Everything in the data should be repeated exactly, save for the images.

>> begin Supplied records

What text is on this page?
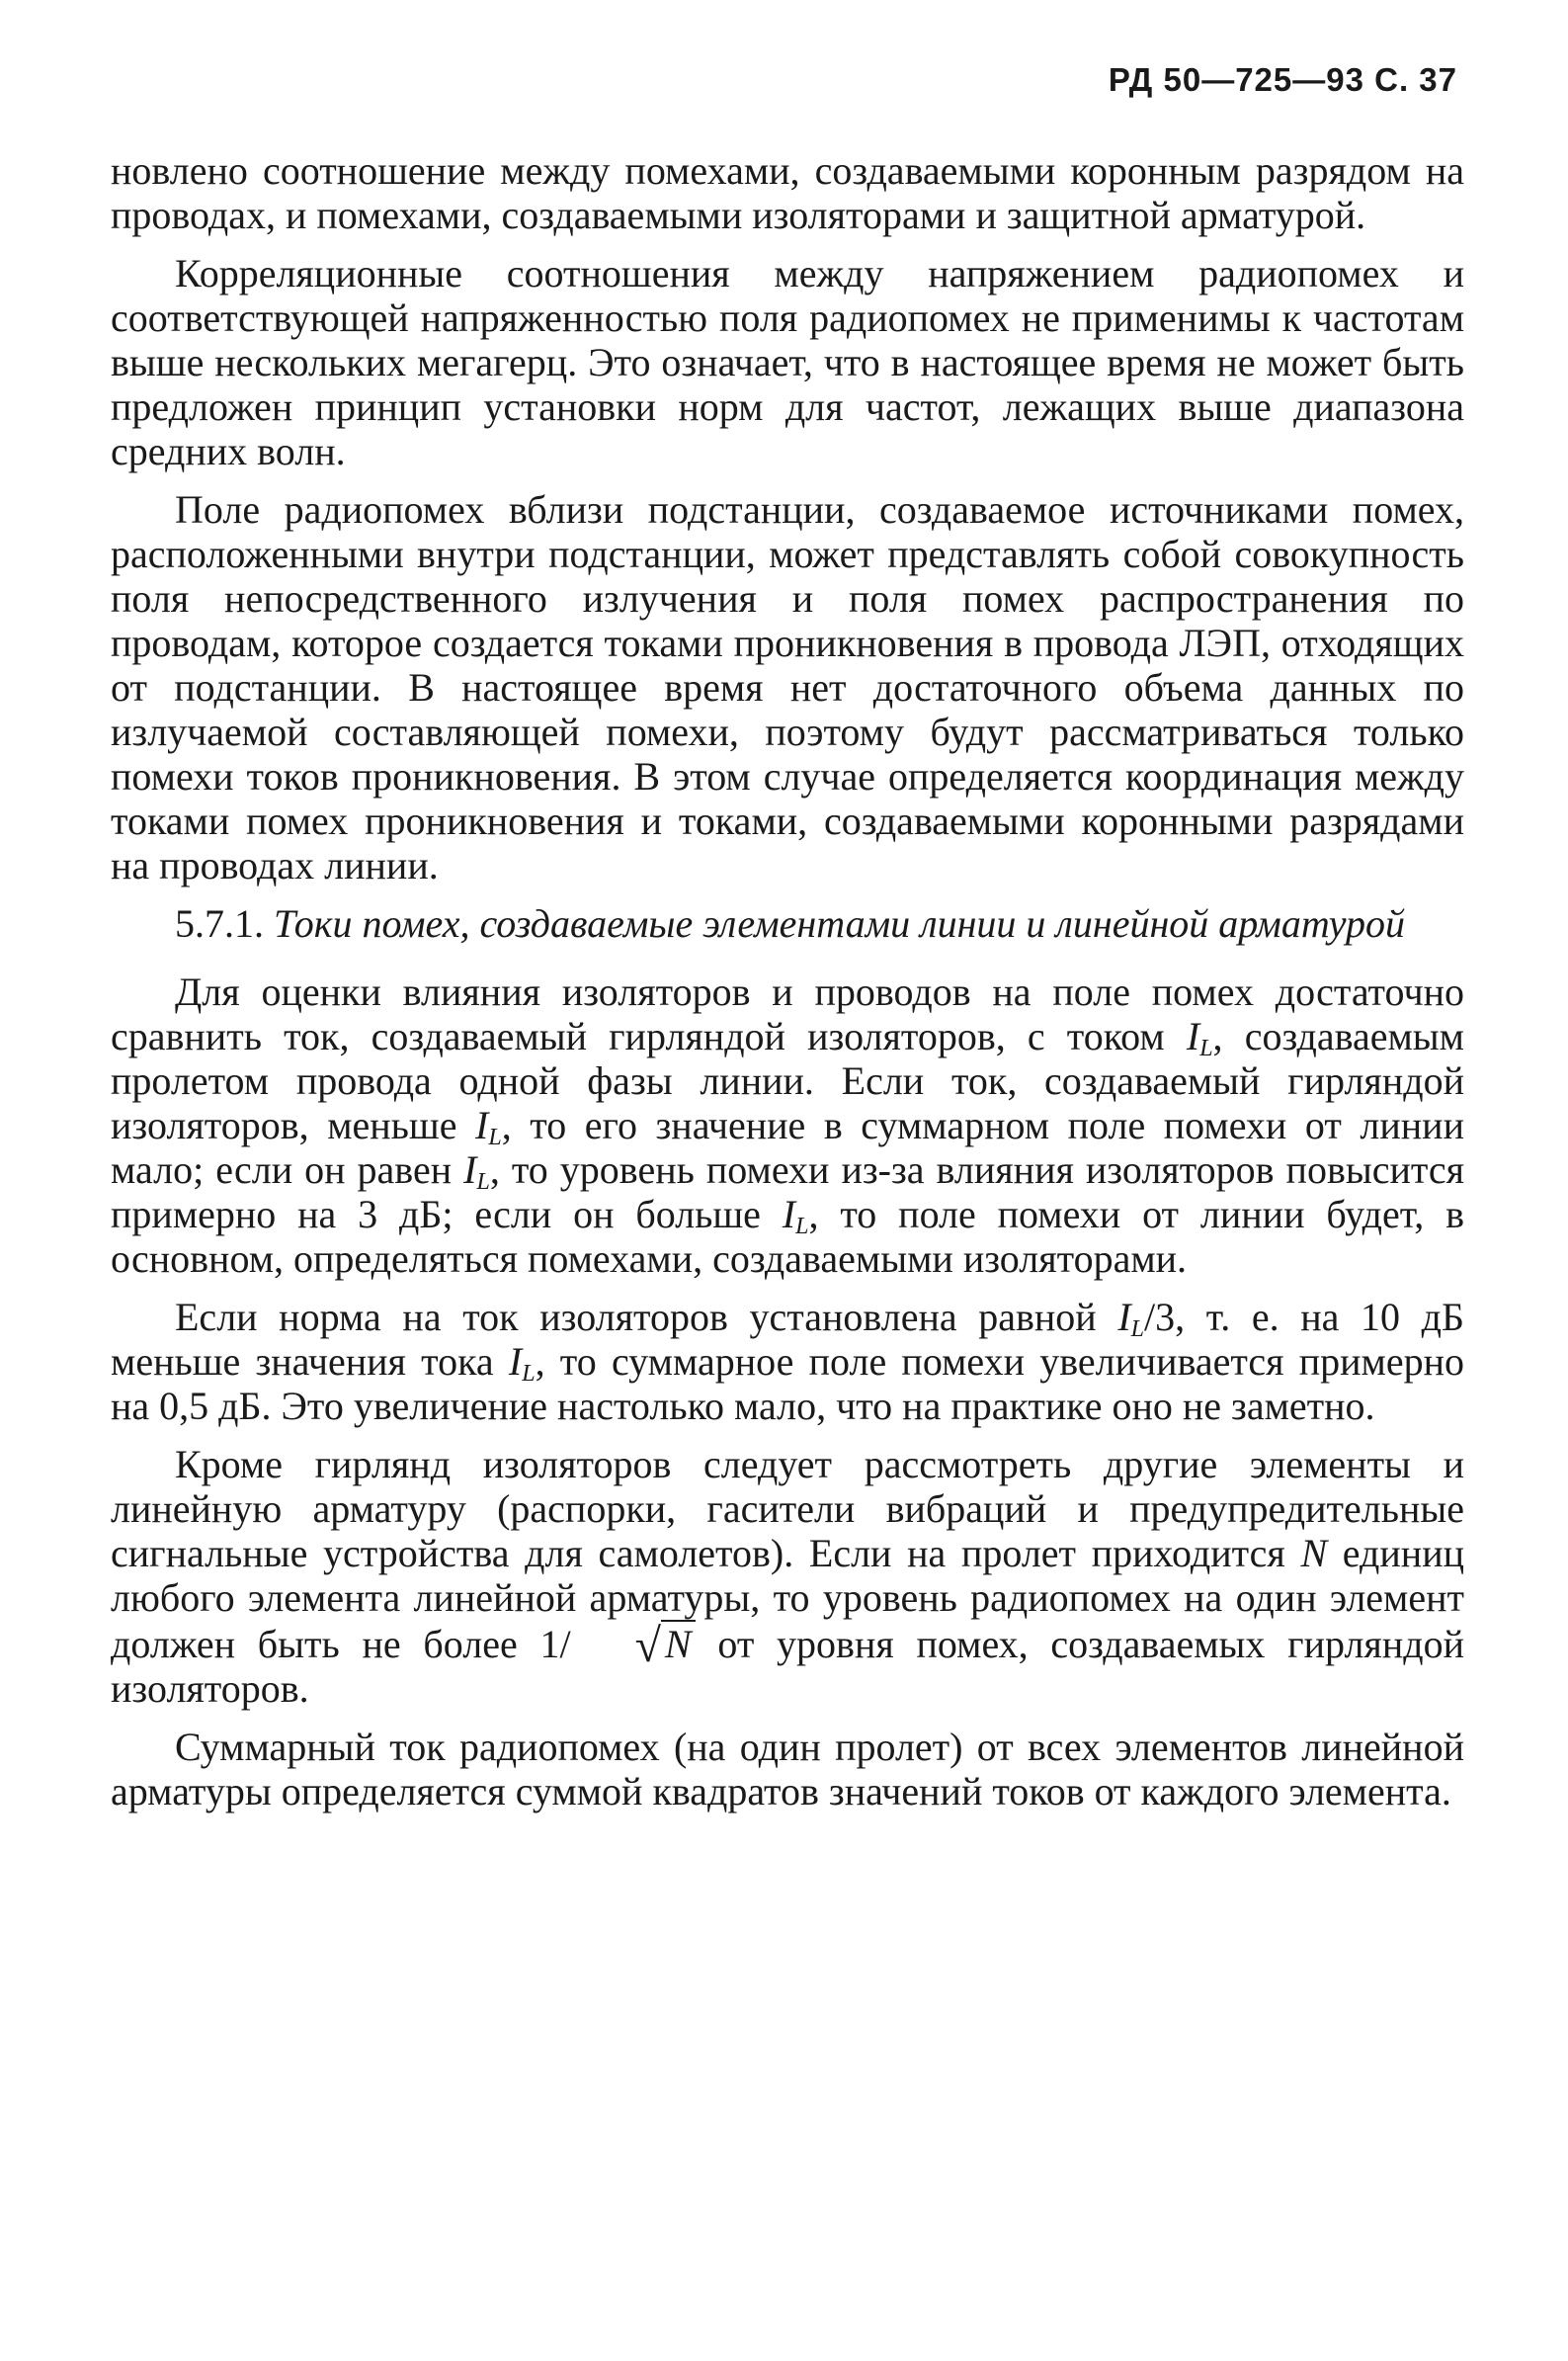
РД 50—725—93 С. 37

новлено соотношение между помехами, создаваемыми коронным разрядом на проводах, и помехами, создаваемыми изоляторами и защитной арматурой.

Корреляционные соотношения между напряжением радиопомех и соответствующей напряженностью поля радиопомех не применимы к частотам выше нескольких мегагерц. Это означает, что в настоящее время не может быть предложен принцип установки норм для частот, лежащих выше диапазона средних волн.

Поле радиопомех вблизи подстанции, создаваемое источниками помех, расположенными внутри подстанции, может представлять собой совокупность поля непосредственного излучения и поля помех распространения по проводам, которое создается токами проникновения в провода ЛЭП, отходящих от подстанции. В настоящее время нет достаточного объема данных по излучаемой составляющей помехи, поэтому будут рассматриваться только помехи токов проникновения. В этом случае определяется координация между токами помех проникновения и токами, создаваемыми коронными разрядами на проводах линии.

5.7.1. Токи помех, создаваемые элементами линии и линейной арматурой

Для оценки влияния изоляторов и проводов на поле помех достаточно сравнить ток, создаваемый гирляндой изоляторов, с током $I_L$, создаваемым пролетом провода одной фазы линии. Если ток, создаваемый гирляндой изоляторов, меньше $I_L$, то его значение в суммарном поле помехи от линии мало; если он равен $I_L$, то уровень помехи из-за влияния изоляторов повысится примерно на 3 дБ; если он больше $I_L$, то поле помехи от линии будет, в основном, определяться помехами, создаваемыми изоляторами.

Если норма на ток изоляторов установлена равной $I_L/3$, т. е. на 10 дБ меньше значения тока $I_L$, то суммарное поле помехи увеличивается примерно на 0,5 дБ. Это увеличение настолько мало, что на практике оно не заметно.

Кроме гирлянд изоляторов следует рассмотреть другие элементы и линейную арматуру (распорки, гасители вибраций и предупредительные сигнальные устройства для самолетов). Если на пролет приходится N единиц любого элемента линейной арматуры, то уровень радиопомех на один элемент должен быть не более 1/ √ N от уровня помех, создаваемых гирляндой изоляторов.

Суммарный ток радиопомех (на один пролет) от всех элементов линейной арматуры определяется суммой квадратов значений токов от каждого элемента.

>> end Supplied records

• Complete output:
What text is on this page?
РД 50—725—93 С. 37

новлено соотношение между помехами, создаваемыми коронным разрядом на проводах, и помехами, создаваемыми изоляторами и защитной арматурой.

Корреляционные соотношения между напряжением радиопомех и соответствующей напряженностью поля радиопомех не применимы к частотам выше нескольких мегагерц. Это означает, что в настоящее время не может быть предложен принцип установки норм для частот, лежащих выше диапазона средних волн.

Поле радиопомех вблизи подстанции, создаваемое источниками помех, расположенными внутри подстанции, может представлять собой совокупность поля непосредственного излучения и поля помех распространения по проводам, которое создается токами проникновения в провода ЛЭП, отходящих от подстанции. В настоящее время нет достаточного объема данных по излучаемой составляющей помехи, поэтому будут рассматриваться только помехи токов проникновения. В этом случае определяется координация между токами помех проникновения и токами, создаваемыми коронными разрядами на проводах линии.

5.7.1. Токи помех, создаваемые элементами линии и линейной арматурой

Для оценки влияния изоляторов и проводов на поле помех достаточно сравнить ток, создаваемый гирляндой изоляторов, с током $I_L$, создаваемым пролетом провода одной фазы линии. Если ток, создаваемый гирляндой изоляторов, меньше $I_L$, то его значение в суммарном поле помехи от линии мало; если он равен $I_L$, то уровень помехи из-за влияния изоляторов повысится примерно на 3 дБ; если он больше $I_L$, то поле помехи от линии будет, в основном, определяться помехами, создаваемыми изоляторами.

Если норма на ток изоляторов установлена равной $I_L/3$, т. е. на 10 дБ меньше значения тока $I_L$, то суммарное поле помехи увеличивается примерно на 0,5 дБ. Это увеличение настолько мало, что на практике оно не заметно.

Кроме гирлянд изоляторов следует рассмотреть другие элементы и линейную арматуру (распорки, гасители вибраций и предупредительные сигнальные устройства для самолетов). Если на пролет приходится N единиц любого элемента линейной арматуры, то уровень радиопомех на один элемент должен быть не более 1/ √ N от уровня помех, создаваемых гирляндой изоляторов.

Суммарный ток радиопомех (на один пролет) от всех элементов линейной арматуры определяется суммой квадратов значений токов от каждого элемента.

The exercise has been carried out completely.